Lines of data:
--------

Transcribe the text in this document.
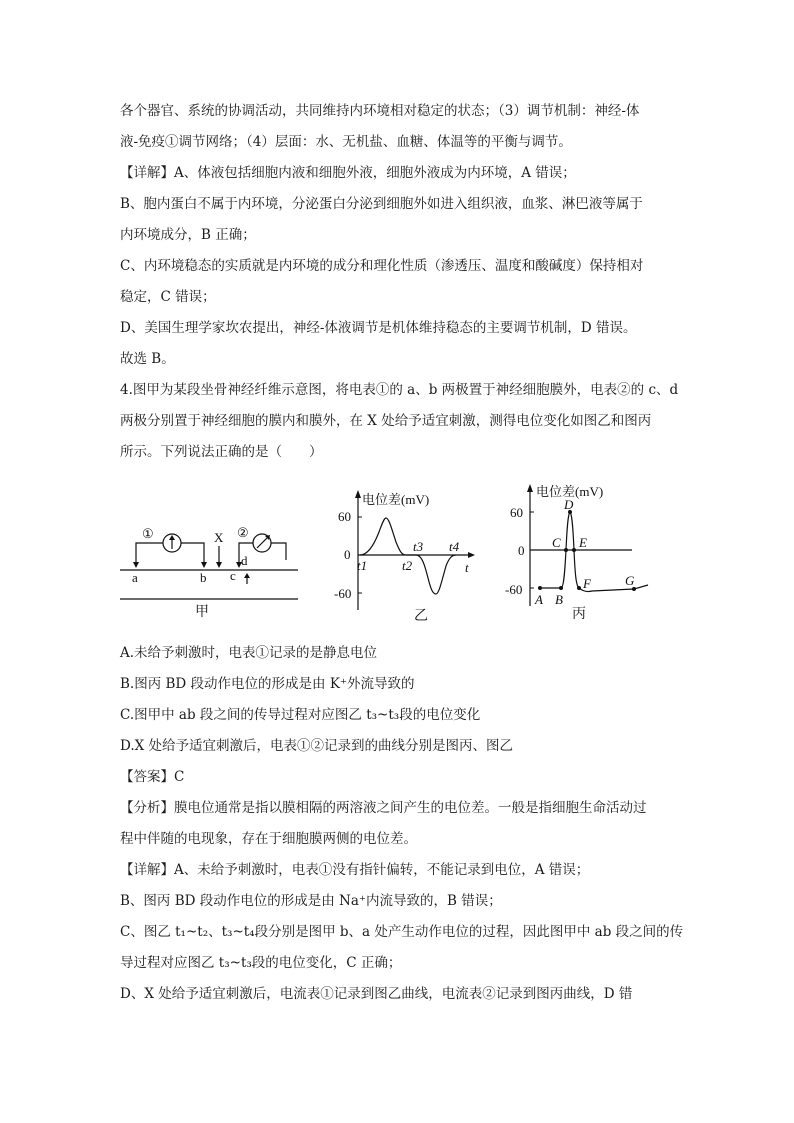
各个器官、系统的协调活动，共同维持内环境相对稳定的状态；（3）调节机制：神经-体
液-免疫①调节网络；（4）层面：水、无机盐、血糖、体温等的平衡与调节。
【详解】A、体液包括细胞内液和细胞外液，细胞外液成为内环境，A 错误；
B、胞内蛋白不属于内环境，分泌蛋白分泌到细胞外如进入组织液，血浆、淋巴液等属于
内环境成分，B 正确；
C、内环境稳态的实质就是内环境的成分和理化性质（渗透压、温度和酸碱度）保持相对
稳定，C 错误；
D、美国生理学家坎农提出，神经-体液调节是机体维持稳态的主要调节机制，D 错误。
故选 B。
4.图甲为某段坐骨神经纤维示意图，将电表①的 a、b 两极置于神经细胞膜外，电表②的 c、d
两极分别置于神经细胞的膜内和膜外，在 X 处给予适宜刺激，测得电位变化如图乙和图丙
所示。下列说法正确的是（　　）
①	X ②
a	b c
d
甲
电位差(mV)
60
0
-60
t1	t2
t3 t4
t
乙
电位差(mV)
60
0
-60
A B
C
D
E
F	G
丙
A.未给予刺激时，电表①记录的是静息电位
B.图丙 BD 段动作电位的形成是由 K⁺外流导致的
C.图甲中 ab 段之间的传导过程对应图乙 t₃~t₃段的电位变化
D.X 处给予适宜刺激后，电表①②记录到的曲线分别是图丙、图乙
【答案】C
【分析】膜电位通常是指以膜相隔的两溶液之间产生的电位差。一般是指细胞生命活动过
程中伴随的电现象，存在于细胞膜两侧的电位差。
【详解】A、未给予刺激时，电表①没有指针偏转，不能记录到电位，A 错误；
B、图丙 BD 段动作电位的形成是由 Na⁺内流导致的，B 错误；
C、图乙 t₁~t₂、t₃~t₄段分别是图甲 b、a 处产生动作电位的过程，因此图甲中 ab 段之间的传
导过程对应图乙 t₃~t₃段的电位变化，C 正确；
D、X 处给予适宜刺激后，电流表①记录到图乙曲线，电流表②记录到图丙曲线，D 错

--------

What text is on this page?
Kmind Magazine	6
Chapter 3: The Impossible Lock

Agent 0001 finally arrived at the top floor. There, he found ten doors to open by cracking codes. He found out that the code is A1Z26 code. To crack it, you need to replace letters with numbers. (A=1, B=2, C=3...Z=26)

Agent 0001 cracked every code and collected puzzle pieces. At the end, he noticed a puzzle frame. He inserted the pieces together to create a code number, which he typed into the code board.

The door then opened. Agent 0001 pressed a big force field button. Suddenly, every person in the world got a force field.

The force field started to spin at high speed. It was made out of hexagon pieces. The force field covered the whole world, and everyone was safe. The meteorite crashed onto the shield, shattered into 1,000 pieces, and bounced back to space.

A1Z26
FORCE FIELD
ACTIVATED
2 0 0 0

--------

### [Objective]
Your answer should be a single number: the count of lines in these records that hold the string "处给予适宜刺激后".

### [Response to this exercise]
2